* Begin *

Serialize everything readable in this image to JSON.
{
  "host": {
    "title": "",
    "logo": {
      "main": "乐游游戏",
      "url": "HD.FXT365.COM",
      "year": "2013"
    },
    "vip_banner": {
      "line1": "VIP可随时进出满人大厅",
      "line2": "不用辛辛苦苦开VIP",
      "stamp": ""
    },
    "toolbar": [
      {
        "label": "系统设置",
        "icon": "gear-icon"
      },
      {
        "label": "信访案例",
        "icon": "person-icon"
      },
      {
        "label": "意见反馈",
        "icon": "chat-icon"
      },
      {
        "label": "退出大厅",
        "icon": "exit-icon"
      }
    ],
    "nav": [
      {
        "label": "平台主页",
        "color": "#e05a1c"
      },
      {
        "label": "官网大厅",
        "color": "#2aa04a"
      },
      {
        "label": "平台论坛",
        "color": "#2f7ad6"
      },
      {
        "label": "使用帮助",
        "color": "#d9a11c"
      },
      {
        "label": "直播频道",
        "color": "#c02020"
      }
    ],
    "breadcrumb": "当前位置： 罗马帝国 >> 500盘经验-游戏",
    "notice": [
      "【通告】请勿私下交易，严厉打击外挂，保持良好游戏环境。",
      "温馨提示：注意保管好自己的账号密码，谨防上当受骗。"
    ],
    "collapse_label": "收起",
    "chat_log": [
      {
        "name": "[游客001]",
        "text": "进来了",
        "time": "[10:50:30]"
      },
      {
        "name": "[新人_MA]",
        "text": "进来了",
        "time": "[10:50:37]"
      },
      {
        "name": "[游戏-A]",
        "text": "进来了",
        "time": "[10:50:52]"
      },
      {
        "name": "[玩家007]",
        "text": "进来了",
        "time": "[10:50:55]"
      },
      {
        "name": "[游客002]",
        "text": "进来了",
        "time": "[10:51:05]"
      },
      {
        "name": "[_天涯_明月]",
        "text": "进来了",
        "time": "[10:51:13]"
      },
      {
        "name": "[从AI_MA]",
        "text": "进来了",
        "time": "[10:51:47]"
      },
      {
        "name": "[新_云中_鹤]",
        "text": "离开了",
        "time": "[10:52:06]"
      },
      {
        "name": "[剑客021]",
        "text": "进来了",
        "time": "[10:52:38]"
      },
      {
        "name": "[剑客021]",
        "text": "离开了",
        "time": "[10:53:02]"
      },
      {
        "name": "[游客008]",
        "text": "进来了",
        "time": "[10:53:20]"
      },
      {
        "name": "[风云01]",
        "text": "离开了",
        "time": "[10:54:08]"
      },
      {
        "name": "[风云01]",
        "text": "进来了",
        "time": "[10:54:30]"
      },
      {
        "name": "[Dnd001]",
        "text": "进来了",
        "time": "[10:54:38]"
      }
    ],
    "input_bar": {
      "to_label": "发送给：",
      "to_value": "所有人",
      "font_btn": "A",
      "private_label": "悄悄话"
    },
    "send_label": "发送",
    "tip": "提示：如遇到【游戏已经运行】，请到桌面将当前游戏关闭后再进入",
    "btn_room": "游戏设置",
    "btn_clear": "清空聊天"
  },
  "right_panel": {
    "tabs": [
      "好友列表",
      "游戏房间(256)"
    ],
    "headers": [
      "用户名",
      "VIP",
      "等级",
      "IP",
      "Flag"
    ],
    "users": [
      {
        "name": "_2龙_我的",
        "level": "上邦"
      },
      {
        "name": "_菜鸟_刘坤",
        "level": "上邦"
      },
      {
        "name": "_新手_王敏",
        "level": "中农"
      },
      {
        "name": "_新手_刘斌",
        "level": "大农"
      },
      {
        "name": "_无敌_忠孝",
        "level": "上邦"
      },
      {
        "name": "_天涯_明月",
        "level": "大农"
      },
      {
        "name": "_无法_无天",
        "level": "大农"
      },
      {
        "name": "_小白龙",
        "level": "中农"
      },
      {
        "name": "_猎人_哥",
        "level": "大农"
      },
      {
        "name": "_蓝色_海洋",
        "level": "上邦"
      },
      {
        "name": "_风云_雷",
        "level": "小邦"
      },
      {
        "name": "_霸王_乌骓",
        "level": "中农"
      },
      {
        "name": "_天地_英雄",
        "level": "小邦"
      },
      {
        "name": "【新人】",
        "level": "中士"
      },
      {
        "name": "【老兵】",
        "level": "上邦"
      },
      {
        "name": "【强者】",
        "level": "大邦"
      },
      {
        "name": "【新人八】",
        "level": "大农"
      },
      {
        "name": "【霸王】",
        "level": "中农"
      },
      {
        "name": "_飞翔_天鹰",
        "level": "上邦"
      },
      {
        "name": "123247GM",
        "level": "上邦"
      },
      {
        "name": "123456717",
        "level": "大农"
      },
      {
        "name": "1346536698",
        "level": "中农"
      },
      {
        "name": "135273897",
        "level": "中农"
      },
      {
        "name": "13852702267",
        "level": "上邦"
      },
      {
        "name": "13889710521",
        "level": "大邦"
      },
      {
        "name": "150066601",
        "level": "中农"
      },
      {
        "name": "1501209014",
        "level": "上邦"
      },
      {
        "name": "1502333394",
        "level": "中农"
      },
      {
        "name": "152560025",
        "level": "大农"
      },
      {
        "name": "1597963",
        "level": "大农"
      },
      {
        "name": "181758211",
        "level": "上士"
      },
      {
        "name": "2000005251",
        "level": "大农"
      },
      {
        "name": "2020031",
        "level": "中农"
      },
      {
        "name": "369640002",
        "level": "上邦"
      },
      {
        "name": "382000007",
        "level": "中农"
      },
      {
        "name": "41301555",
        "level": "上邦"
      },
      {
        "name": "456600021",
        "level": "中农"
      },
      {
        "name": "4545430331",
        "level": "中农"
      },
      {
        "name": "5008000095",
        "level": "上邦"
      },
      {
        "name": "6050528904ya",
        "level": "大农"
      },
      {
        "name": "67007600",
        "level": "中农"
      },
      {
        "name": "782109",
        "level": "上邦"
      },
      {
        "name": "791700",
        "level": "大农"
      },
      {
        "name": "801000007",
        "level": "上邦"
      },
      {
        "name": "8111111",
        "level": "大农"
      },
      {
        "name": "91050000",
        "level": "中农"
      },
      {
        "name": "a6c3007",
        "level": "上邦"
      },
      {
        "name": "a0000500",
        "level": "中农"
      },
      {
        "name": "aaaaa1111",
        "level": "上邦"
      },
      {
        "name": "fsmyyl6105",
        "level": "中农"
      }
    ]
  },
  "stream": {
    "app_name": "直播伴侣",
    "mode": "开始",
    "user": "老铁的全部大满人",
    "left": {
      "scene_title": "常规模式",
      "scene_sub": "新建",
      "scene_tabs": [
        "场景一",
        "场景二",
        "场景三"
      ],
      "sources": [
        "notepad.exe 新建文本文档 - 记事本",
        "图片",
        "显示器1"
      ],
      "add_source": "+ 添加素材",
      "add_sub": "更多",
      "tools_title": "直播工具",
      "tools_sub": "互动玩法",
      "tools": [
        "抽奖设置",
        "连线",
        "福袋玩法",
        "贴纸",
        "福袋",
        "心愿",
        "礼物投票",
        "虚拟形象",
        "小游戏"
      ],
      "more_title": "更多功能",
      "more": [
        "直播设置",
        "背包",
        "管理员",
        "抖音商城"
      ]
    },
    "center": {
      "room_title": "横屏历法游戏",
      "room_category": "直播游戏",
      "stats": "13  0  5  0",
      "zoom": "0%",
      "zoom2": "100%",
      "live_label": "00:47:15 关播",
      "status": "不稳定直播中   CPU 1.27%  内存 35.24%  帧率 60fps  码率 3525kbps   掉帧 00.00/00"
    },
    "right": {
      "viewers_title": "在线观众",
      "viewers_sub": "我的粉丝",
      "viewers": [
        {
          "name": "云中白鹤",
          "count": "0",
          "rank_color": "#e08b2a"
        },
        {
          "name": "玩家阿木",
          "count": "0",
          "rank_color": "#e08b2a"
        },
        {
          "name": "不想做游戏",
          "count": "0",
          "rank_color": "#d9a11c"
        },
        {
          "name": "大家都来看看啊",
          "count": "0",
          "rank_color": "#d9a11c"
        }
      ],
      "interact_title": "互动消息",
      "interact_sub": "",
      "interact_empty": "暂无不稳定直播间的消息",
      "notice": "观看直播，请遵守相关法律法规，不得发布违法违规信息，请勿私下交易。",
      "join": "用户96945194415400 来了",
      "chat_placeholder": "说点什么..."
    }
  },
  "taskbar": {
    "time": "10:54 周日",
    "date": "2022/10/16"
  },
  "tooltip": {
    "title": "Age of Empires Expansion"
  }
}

* End *

§ What needs to be done:
All lines above with "notice" in them should be returned.

§ Finished answer:
    "notice": [
      "notice": "观看直播，请遵守相关法律法规，不得发布违法违规信息，请勿私下交易。",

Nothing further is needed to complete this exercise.